• Information supplied:
....

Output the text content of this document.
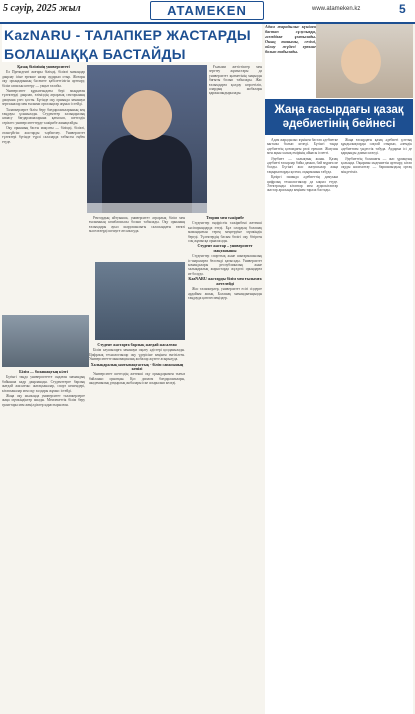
5 сәуір, 2025 жыл	ATAMEKEN	www.atameken.kz	5
KazNARU - ТАЛАПКЕР ЖАСТАРДЫ
БОЛАШАҚҚА БАСТАЙДЫ

Қазақ білімінің университеті

Ел Президенті жоғары білімді, білікті мамандар даярлау ісіне ерекше назар аударып отыр. Жоғары оқу орындарының бәсекеге қабілеттілігін арттыру, білім сапасын көтеру — уақыт талабы.

Университет құрылғандағы бері мыңдаған түлектерді даярлап, еліміздің аграрлық секторының дамуына үлес қосты. Бүгінде оқу орнында заманауи зертханалар мен ғылыми орталықтар жұмыс істейді.

Талапкерлерге білім беру бағдарламаларының кең таңдауы ұсынылады. Студенттер халықаралық алмасу бағдарламаларына қатысып, шетелдік серіктес университеттерде тәжірибе жинақтайды.

Оқу орнының басты мақсаты — білімді, білікті, отансүйгіш жастарды тәрбиелеу. Университет түлектері бүгінде түрлі салаларда табысты еңбек етуде.

Ғылыми жетістіктер мен зерттеу жұмыстары да университет қызметінің маңызды бағыты болып табылады. Жас ғалымдарға қолдау көрсетіліп, олардың жобалары қаржыландырылады.

Білім — болашақтың кілті

Бүгінгі таңда университетте ондаған мамандық бойынша кадр даярланады. Студенттерге барлық жағдай жасалған: жатақханалар, спорт кешендері, кітапханалар мен оқу залдары жұмыс істейді.

Жаңа оқу жылында университет талапкерлерге жаңа мүмкіндіктер ашады. Мемлекеттік білім беру гранттары мен жеңілдіктер қарастырылған.

Ректордың айтуынша, университет аграрлық білім мен ғылымның көшбасшысы болып табылады. Оқу орнының ғалымдары ауыл шаруашылығы саласындағы өзекті мәселелерді шешуге атсалысуда.

Студент жастарға барлық жағдай жасалған

Білім алушыларға заманауи оқыту әдістері қолданылады. Цифрлық технологиялар оқу үдерісіне кеңінен енгізілген. Университетте инновациялық жобалар жүзеге асырылуда.

Халықаралық ынтымақтастық - білім сапасының кепілі

Университет шетелдің жетекші оқу орындарымен тығыз байланыс орнатқан. Қос диплом бағдарламалары, академиялық ұтқырлық жобалары іске асырылып келеді.

Теория мен тәжірибе

Студенттер өндірістік тәжірибені жетекші кәсіпорындарда өтеді. Бұл олардың болашақ мамандығын терең меңгеруіне мүмкіндік береді. Түлектердің басым бөлігі оқу бітірген соң жұмысқа орналасады.

Студент жастар – университет мақтанышы

Студенттер спорттық және шығармашылық іс-шараларға белсенді қатысады. Университет командалары республикалық және халықаралық жарыстарда жүлделі орындарға ие болуда.

KazNARU жастарды білім мен ғылымға жетелейді

Жас талапкерлер, университет есігі сіздерге әрдайым ашық. Болашақ мамандығыңызды таңдауда қателеспеңіздер.

Адам жарадылыс күнінен бастап сұлулыққа, әсемдікке ұмтылады. Оның танымы, сезімі, ойлау жүйесі ерекше болып табылады.
Жаңа ғасырдағы қазақ әдебиетінің бейнесі

Адам жарадылыс күнінен бастап әдебиетке ынталы болып келеді. Бүгінгі таңда әдебиеттің қоғамдағы рөлі ерекше. Жазушы мен ақын халық өмірінің айнасы іспетті.

Әдебиет — халықтың жаны. Қазақ әдебиеті ғасырлар бойы дамып, бай мұраға ие болды. Бүгінгі жас жазушылар жаңа тақырыптарды қозғап, оқырманын табуда.

Қазіргі заманда әдебиеттің дамуына цифрлық технологиялар да ықпал етуде. Электронды кітаптар мен аудиокітаптар жастар арасында кеңінен тарала бастады.

Жаңа ғасырдағы қазақ әдебиеті ұлттық құндылықтарды сақтай отырып, әлемдік әдебиетпен үндестік табуда. Аударма ісі де қарқынды дамып келеді.

Әдебиеттің болашағы — жас ұрпақтың қолында. Оқырман мәдениетін арттыру, кітап оқуды насихаттау — баршамыздың ортақ міндетіміз.
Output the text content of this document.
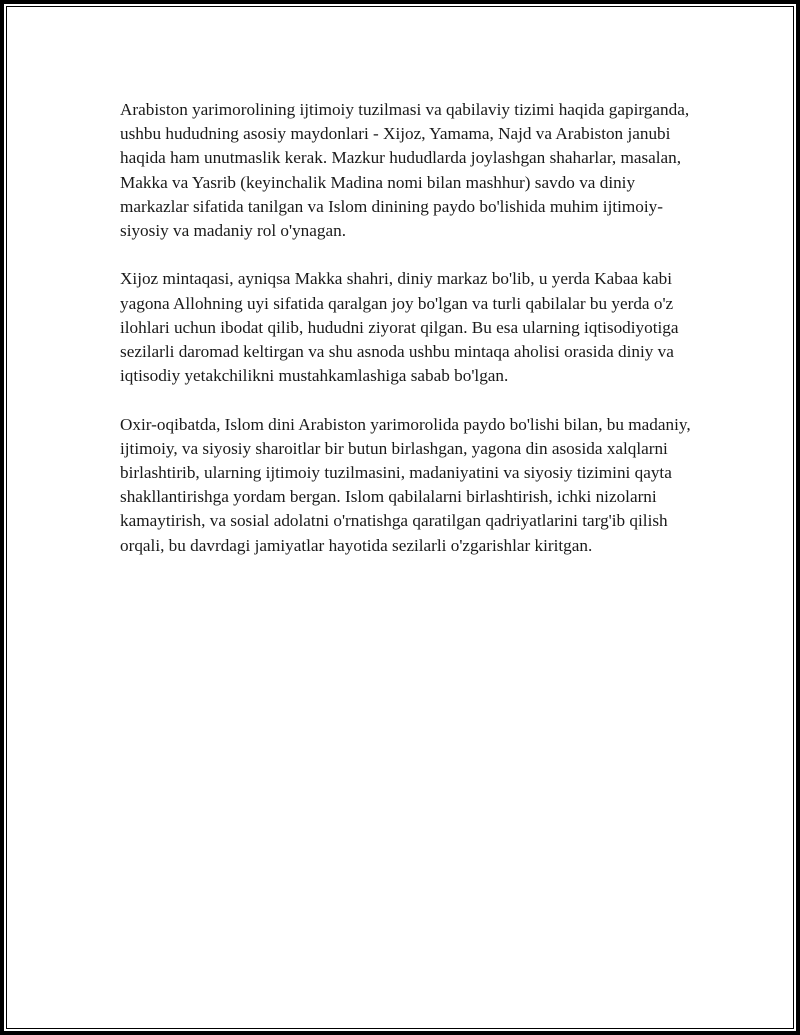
Arabiston yarimorolining ijtimoiy tuzilmasi va qabilaviy tizimi haqida gapirganda, ushbu hududning asosiy maydonlari - Xijoz, Yamama, Najd va Arabiston janubi haqida ham unutmaslik kerak. Mazkur hududlarda joylashgan shaharlar, masalan, Makka va Yasrib (keyinchalik Madina nomi bilan mashhur) savdo va diniy markazlar sifatida tanilgan va Islom dinining paydo bo'lishida muhim ijtimoiy-siyosiy va madaniy rol o'ynagan.

Xijoz mintaqasi, ayniqsa Makka shahri, diniy markaz bo'lib, u yerda Kabaa kabi yagona Allohning uyi sifatida qaralgan joy bo'lgan va turli qabilalar bu yerda o'z ilohlari uchun ibodat qilib, hududni ziyorat qilgan. Bu esa ularning iqtisodiyotiga sezilarli daromad keltirgan va shu asnoda ushbu mintaqa aholisi orasida diniy va iqtisodiy yetakchilikni mustahkamlashiga sabab bo'lgan.

Oxir-oqibatda, Islom dini Arabiston yarimorolida paydo bo'lishi bilan, bu madaniy, ijtimoiy, va siyosiy sharoitlar bir butun birlashgan, yagona din asosida xalqlarni birlashtirib, ularning ijtimoiy tuzilmasini, madaniyatini va siyosiy tizimini qayta shakllantirishga yordam bergan. Islom qabilalarni birlashtirish, ichki nizolarni kamaytirish, va sosial adolatni o'rnatishga qaratilgan qadriyatlarini targ'ib qilish orqali, bu davrdagi jamiyatlar hayotida sezilarli o'zgarishlar kiritgan.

....

• Required task: Return all the entries word for word, but omit any pictures they contain.

• Finished exercise:
Output the text content of this document.
5 сәуір, 2025 жыл	ATAMEKEN	www.atameken.kz	5
KazNARU - ТАЛАПКЕР ЖАСТАРДЫ
БОЛАШАҚҚА БАСТАЙДЫ

Қазақ білімінің университеті

Ел Президенті жоғары білімді, білікті мамандар даярлау ісіне ерекше назар аударып отыр. Жоғары оқу орындарының бәсекеге қабілеттілігін арттыру, білім сапасын көтеру — уақыт талабы.

Университет құрылғандағы бері мыңдаған түлектерді даярлап, еліміздің аграрлық секторының дамуына үлес қосты. Бүгінде оқу орнында заманауи зертханалар мен ғылыми орталықтар жұмыс істейді.

Талапкерлерге білім беру бағдарламаларының кең таңдауы ұсынылады. Студенттер халықаралық алмасу бағдарламаларына қатысып, шетелдік серіктес университеттерде тәжірибе жинақтайды.

Оқу орнының басты мақсаты — білімді, білікті, отансүйгіш жастарды тәрбиелеу. Университет түлектері бүгінде түрлі салаларда табысты еңбек етуде.

Ғылыми жетістіктер мен зерттеу жұмыстары да университет қызметінің маңызды бағыты болып табылады. Жас ғалымдарға қолдау көрсетіліп, олардың жобалары қаржыландырылады.

Білім — болашақтың кілті

Бүгінгі таңда университетте ондаған мамандық бойынша кадр даярланады. Студенттерге барлық жағдай жасалған: жатақханалар, спорт кешендері, кітапханалар мен оқу залдары жұмыс істейді.

Жаңа оқу жылында университет талапкерлерге жаңа мүмкіндіктер ашады. Мемлекеттік білім беру гранттары мен жеңілдіктер қарастырылған.

Ректордың айтуынша, университет аграрлық білім мен ғылымның көшбасшысы болып табылады. Оқу орнының ғалымдары ауыл шаруашылығы саласындағы өзекті мәселелерді шешуге атсалысуда.

Студент жастарға барлық жағдай жасалған

Білім алушыларға заманауи оқыту әдістері қолданылады. Цифрлық технологиялар оқу үдерісіне кеңінен енгізілген. Университетте инновациялық жобалар жүзеге асырылуда.

Халықаралық ынтымақтастық - білім сапасының кепілі

Университет шетелдің жетекші оқу орындарымен тығыз байланыс орнатқан. Қос диплом бағдарламалары, академиялық ұтқырлық жобалары іске асырылып келеді.

Теория мен тәжірибе

Студенттер өндірістік тәжірибені жетекші кәсіпорындарда өтеді. Бұл олардың болашақ мамандығын терең меңгеруіне мүмкіндік береді. Түлектердің басым бөлігі оқу бітірген соң жұмысқа орналасады.

Студент жастар – университет мақтанышы

Студенттер спорттық және шығармашылық іс-шараларға белсенді қатысады. Университет командалары республикалық және халықаралық жарыстарда жүлделі орындарға ие болуда.

KazNARU жастарды білім мен ғылымға жетелейді

Жас талапкерлер, университет есігі сіздерге әрдайым ашық. Болашақ мамандығыңызды таңдауда қателеспеңіздер.

Адам жарадылыс күнінен бастап сұлулыққа, әсемдікке ұмтылады. Оның танымы, сезімі, ойлау жүйесі ерекше болып табылады.
Жаңа ғасырдағы қазақ әдебиетінің бейнесі

Адам жарадылыс күнінен бастап әдебиетке ынталы болып келеді. Бүгінгі таңда әдебиеттің қоғамдағы рөлі ерекше. Жазушы мен ақын халық өмірінің айнасы іспетті.

Әдебиет — халықтың жаны. Қазақ әдебиеті ғасырлар бойы дамып, бай мұраға ие болды. Бүгінгі жас жазушылар жаңа тақырыптарды қозғап, оқырманын табуда.

Қазіргі заманда әдебиеттің дамуына цифрлық технологиялар да ықпал етуде. Электронды кітаптар мен аудиокітаптар жастар арасында кеңінен тарала бастады.

Жаңа ғасырдағы қазақ әдебиеті ұлттық құндылықтарды сақтай отырып, әлемдік әдебиетпен үндестік табуда. Аударма ісі де қарқынды дамып келеді.

Әдебиеттің болашағы — жас ұрпақтың қолында. Оқырман мәдениетін арттыру, кітап оқуды насихаттау — баршамыздың ортақ міндетіміз.
Output the text content of this document.
Arabiston yarimorolining ijtimoiy tuzilmasi va qabilaviy tizimi haqida gapirganda, ushbu hududning asosiy maydonlari - Xijoz, Yamama, Najd va Arabiston janubi haqida ham unutmaslik kerak. Mazkur hududlarda joylashgan shaharlar, masalan, Makka va Yasrib (keyinchalik Madina nomi bilan mashhur) savdo va diniy markazlar sifatida tanilgan va Islom dinining paydo bo'lishida muhim ijtimoiy-siyosiy va madaniy rol o'ynagan.

Xijoz mintaqasi, ayniqsa Makka shahri, diniy markaz bo'lib, u yerda Kabaa kabi yagona Allohning uyi sifatida qaralgan joy bo'lgan va turli qabilalar bu yerda o'z ilohlari uchun ibodat qilib, hududni ziyorat qilgan. Bu esa ularning iqtisodiyotiga sezilarli daromad keltirgan va shu asnoda ushbu mintaqa aholisi orasida diniy va iqtisodiy yetakchilikni mustahkamlashiga sabab bo'lgan.

Oxir-oqibatda, Islom dini Arabiston yarimorolida paydo bo'lishi bilan, bu madaniy, ijtimoiy, va siyosiy sharoitlar bir butun birlashgan, yagona din asosida xalqlarni birlashtirib, ularning ijtimoiy tuzilmasini, madaniyatini va siyosiy tizimini qayta shakllantirishga yordam bergan. Islom qabilalarni birlashtirish, ichki nizolarni kamaytirish, va sosial adolatni o'rnatishga qaratilgan qadriyatlarini targ'ib qilish orqali, bu davrdagi jamiyatlar hayotida sezilarli o'zgarishlar kiritgan.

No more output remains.